[Entries taken from a collection]
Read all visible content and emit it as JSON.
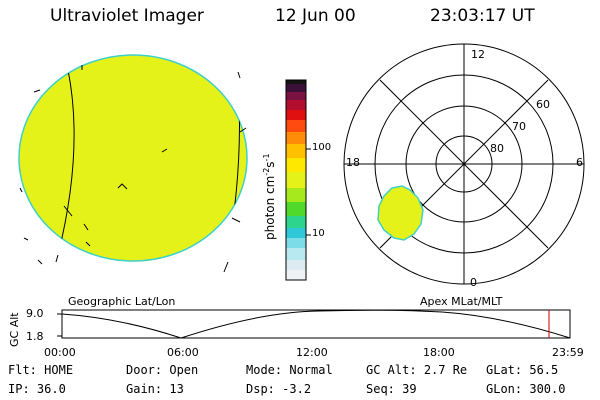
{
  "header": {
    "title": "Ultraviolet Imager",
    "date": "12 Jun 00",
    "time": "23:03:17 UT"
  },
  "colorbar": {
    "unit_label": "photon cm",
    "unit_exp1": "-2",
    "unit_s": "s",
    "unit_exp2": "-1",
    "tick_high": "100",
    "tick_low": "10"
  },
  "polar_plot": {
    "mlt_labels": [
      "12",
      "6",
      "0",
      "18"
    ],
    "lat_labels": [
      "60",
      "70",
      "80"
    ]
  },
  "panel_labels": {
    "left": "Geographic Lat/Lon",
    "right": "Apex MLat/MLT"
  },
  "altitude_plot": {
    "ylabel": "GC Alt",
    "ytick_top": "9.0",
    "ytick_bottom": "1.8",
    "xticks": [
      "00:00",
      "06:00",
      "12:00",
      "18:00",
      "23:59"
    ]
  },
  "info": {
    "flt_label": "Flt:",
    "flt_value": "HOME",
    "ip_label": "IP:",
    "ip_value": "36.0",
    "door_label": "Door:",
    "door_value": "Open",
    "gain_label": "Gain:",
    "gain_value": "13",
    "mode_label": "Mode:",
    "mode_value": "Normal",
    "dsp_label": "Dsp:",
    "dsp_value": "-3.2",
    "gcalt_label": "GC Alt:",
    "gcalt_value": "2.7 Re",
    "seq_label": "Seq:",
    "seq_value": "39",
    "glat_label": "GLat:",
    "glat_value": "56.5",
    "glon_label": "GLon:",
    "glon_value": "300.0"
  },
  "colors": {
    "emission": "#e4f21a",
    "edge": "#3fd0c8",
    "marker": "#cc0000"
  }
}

### Brief:
Write the records out once more, exactly as they appear, with no pictures.

### Correct result:
Read all visible content and emit it as JSON.
{
  "header": {
    "title": "Ultraviolet Imager",
    "date": "12 Jun 00",
    "time": "23:03:17 UT"
  },
  "colorbar": {
    "unit_label": "photon cm",
    "unit_exp1": "-2",
    "unit_s": "s",
    "unit_exp2": "-1",
    "tick_high": "100",
    "tick_low": "10"
  },
  "polar_plot": {
    "mlt_labels": [
      "12",
      "6",
      "0",
      "18"
    ],
    "lat_labels": [
      "60",
      "70",
      "80"
    ]
  },
  "panel_labels": {
    "left": "Geographic Lat/Lon",
    "right": "Apex MLat/MLT"
  },
  "altitude_plot": {
    "ylabel": "GC Alt",
    "ytick_top": "9.0",
    "ytick_bottom": "1.8",
    "xticks": [
      "00:00",
      "06:00",
      "12:00",
      "18:00",
      "23:59"
    ]
  },
  "info": {
    "flt_label": "Flt:",
    "flt_value": "HOME",
    "ip_label": "IP:",
    "ip_value": "36.0",
    "door_label": "Door:",
    "door_value": "Open",
    "gain_label": "Gain:",
    "gain_value": "13",
    "mode_label": "Mode:",
    "mode_value": "Normal",
    "dsp_label": "Dsp:",
    "dsp_value": "-3.2",
    "gcalt_label": "GC Alt:",
    "gcalt_value": "2.7 Re",
    "seq_label": "Seq:",
    "seq_value": "39",
    "glat_label": "GLat:",
    "glat_value": "56.5",
    "glon_label": "GLon:",
    "glon_value": "300.0"
  },
  "colors": {
    "emission": "#e4f21a",
    "edge": "#3fd0c8",
    "marker": "#cc0000"
  }
}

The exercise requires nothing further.